§ **MATERIALS PROVIDED**

========================================

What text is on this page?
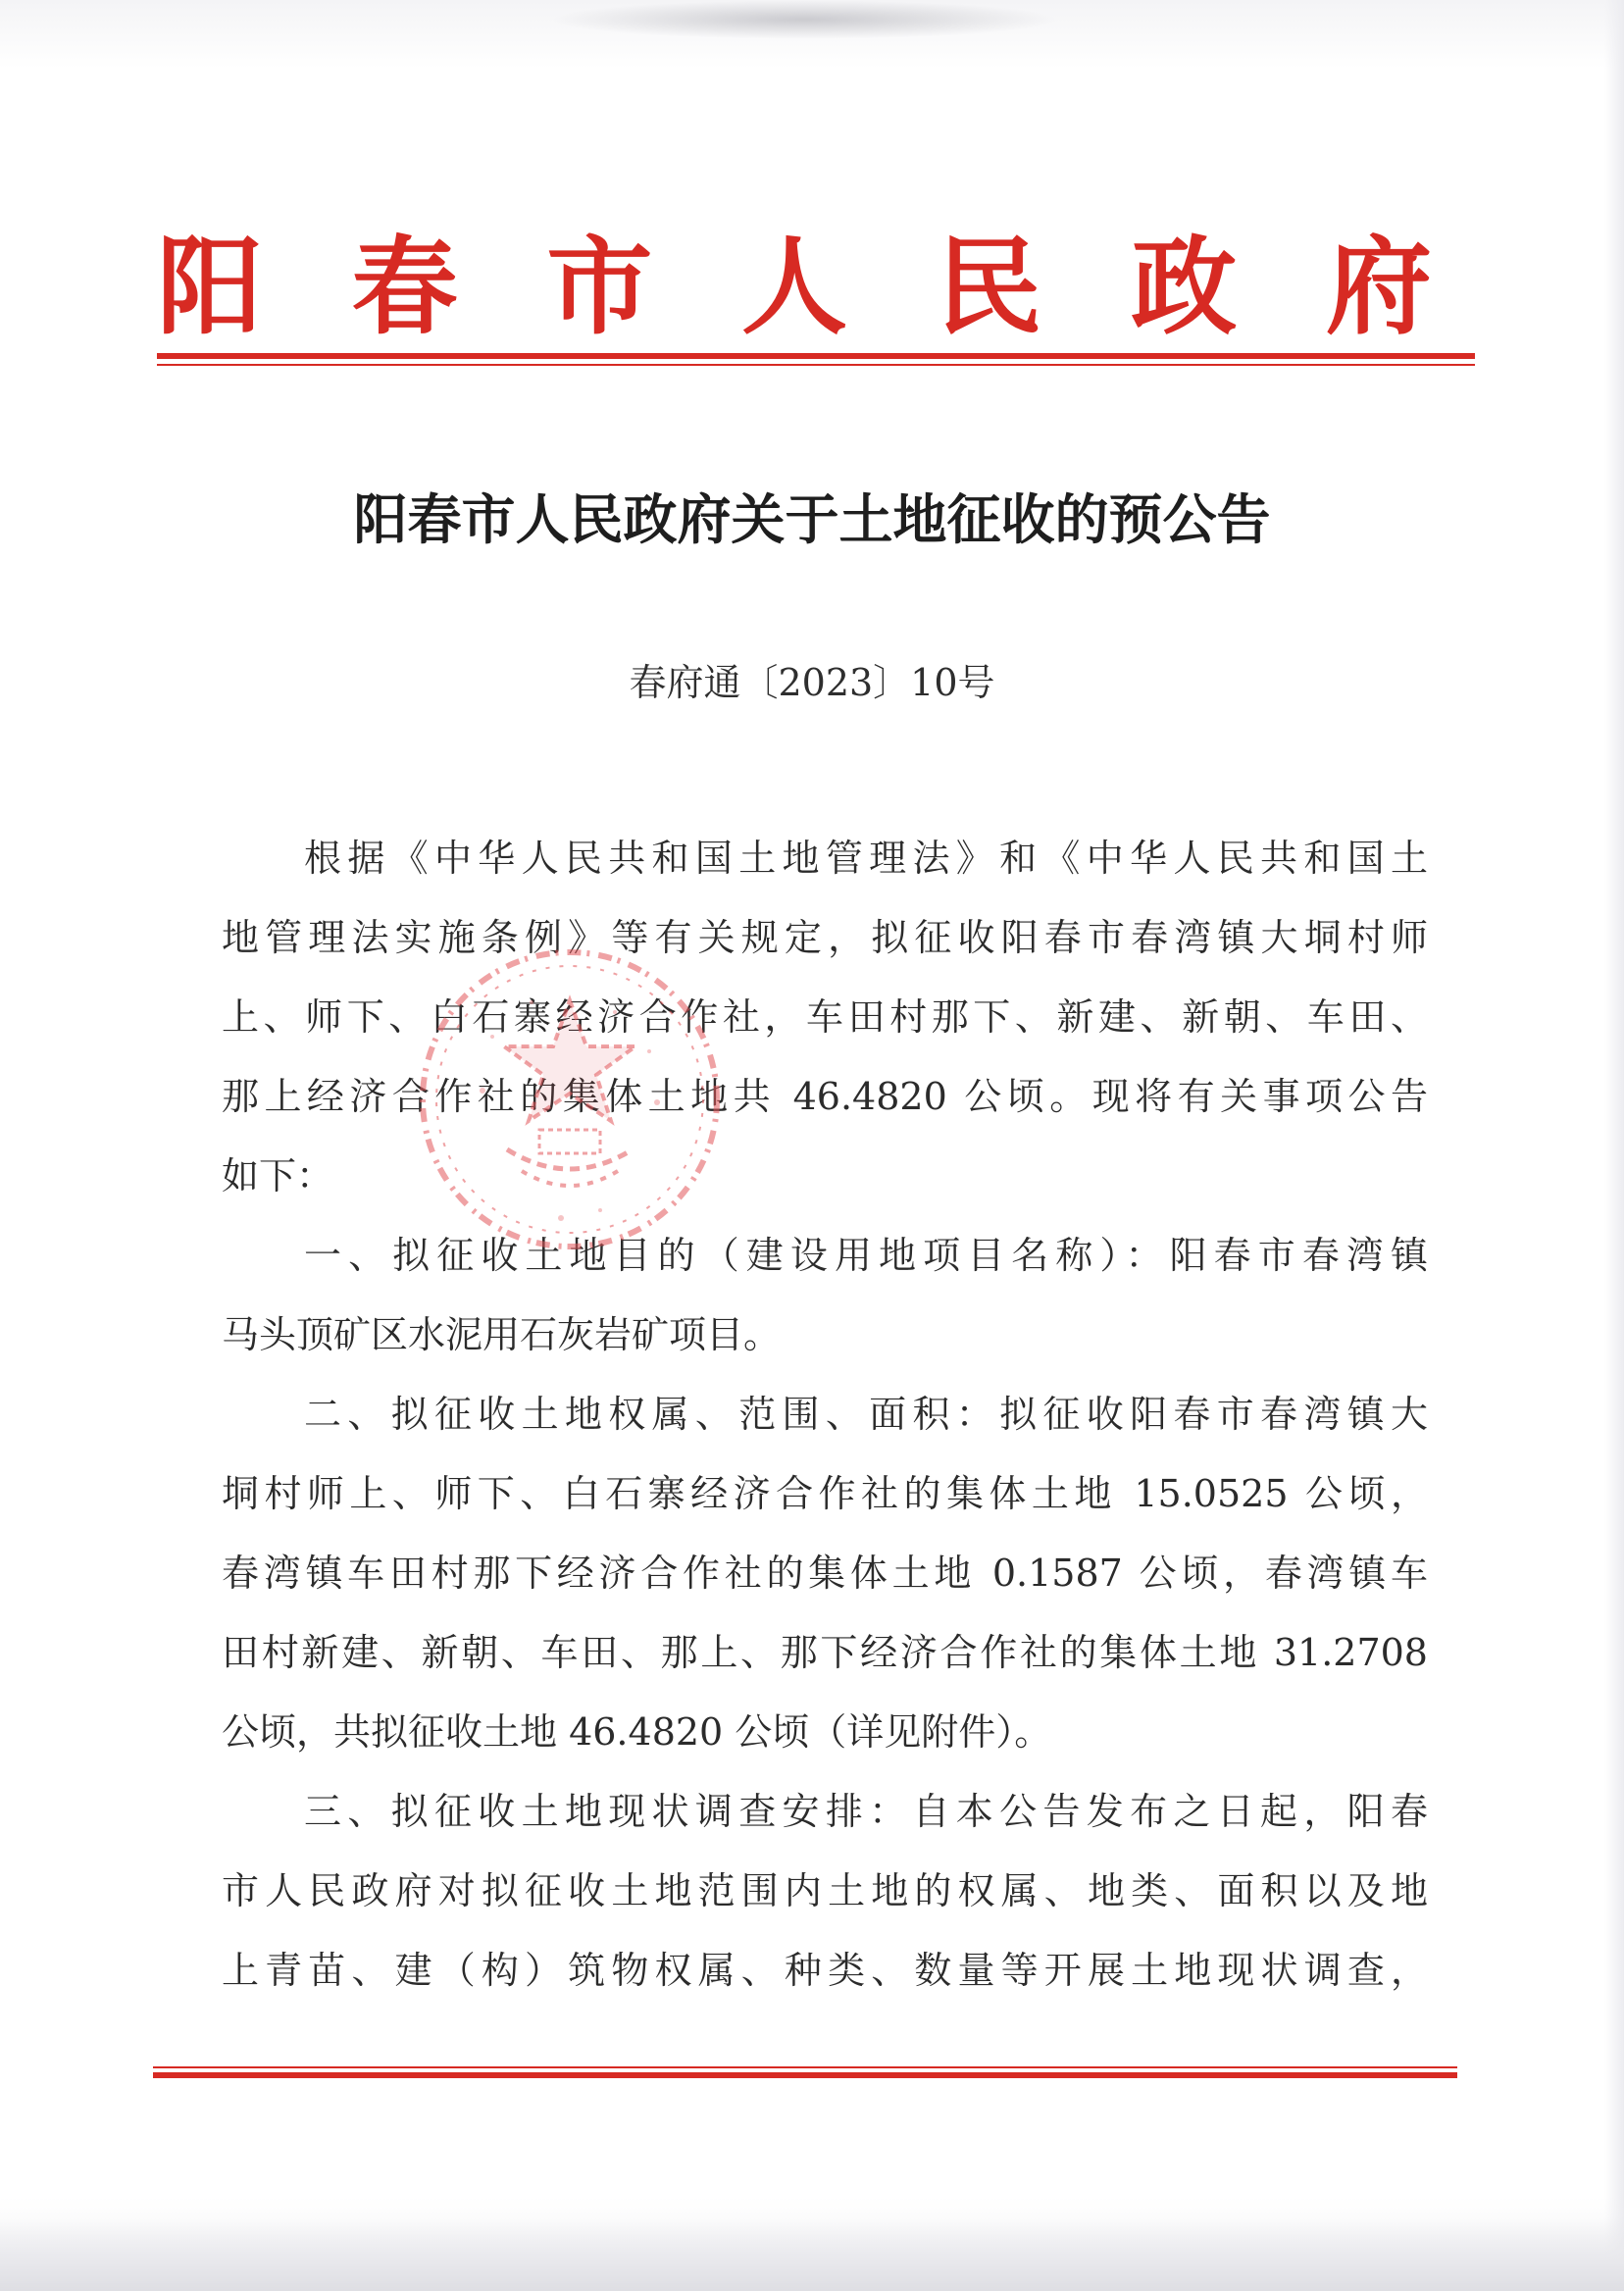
阳 春 市 人 民 政 府
阳春市人民政府关于土地征收的预公告
春府通〔2023〕10号
根据《中华人民共和国土地管理法》和《中华人民共和国土
地管理法实施条例》等有关规定，拟征收阳春市春湾镇大垌村师
上、师下、白石寨经济合作社，车田村那下、新建、新朝、车田、
那上经济合作社的集体土地共 46.4820 公顷。现将有关事项公告
如下：
一、拟征收土地目的（建设用地项目名称）：阳春市春湾镇
马头顶矿区水泥用石灰岩矿项目。
二、拟征收土地权属、范围、面积：拟征收阳春市春湾镇大
垌村师上、师下、白石寨经济合作社的集体土地 15.0525 公顷，
春湾镇车田村那下经济合作社的集体土地 0.1587 公顷，春湾镇车
田村新建、新朝、车田、那上、那下经济合作社的集体土地 31.2708
公顷，共拟征收土地 46.4820 公顷（详见附件）。
三、拟征收土地现状调查安排：自本公告发布之日起，阳春
市人民政府对拟征收土地范围内土地的权属、地类、面积以及地
上青苗、建（构）筑物权属、种类、数量等开展土地现状调查，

========================================

§ **YOUR OBJECTIVE**
Restate the data above exactly, stripping out each image.

§ **COMPLETED TASK**
What text is on this page?
阳 春 市 人 民 政 府
阳春市人民政府关于土地征收的预公告
春府通〔2023〕10号
根据《中华人民共和国土地管理法》和《中华人民共和国土
地管理法实施条例》等有关规定，拟征收阳春市春湾镇大垌村师
上、师下、白石寨经济合作社，车田村那下、新建、新朝、车田、
那上经济合作社的集体土地共 46.4820 公顷。现将有关事项公告
如下：
一、拟征收土地目的（建设用地项目名称）：阳春市春湾镇
马头顶矿区水泥用石灰岩矿项目。
二、拟征收土地权属、范围、面积：拟征收阳春市春湾镇大
垌村师上、师下、白石寨经济合作社的集体土地 15.0525 公顷，
春湾镇车田村那下经济合作社的集体土地 0.1587 公顷，春湾镇车
田村新建、新朝、车田、那上、那下经济合作社的集体土地 31.2708
公顷，共拟征收土地 46.4820 公顷（详见附件）。
三、拟征收土地现状调查安排：自本公告发布之日起，阳春
市人民政府对拟征收土地范围内土地的权属、地类、面积以及地
上青苗、建（构）筑物权属、种类、数量等开展土地现状调查，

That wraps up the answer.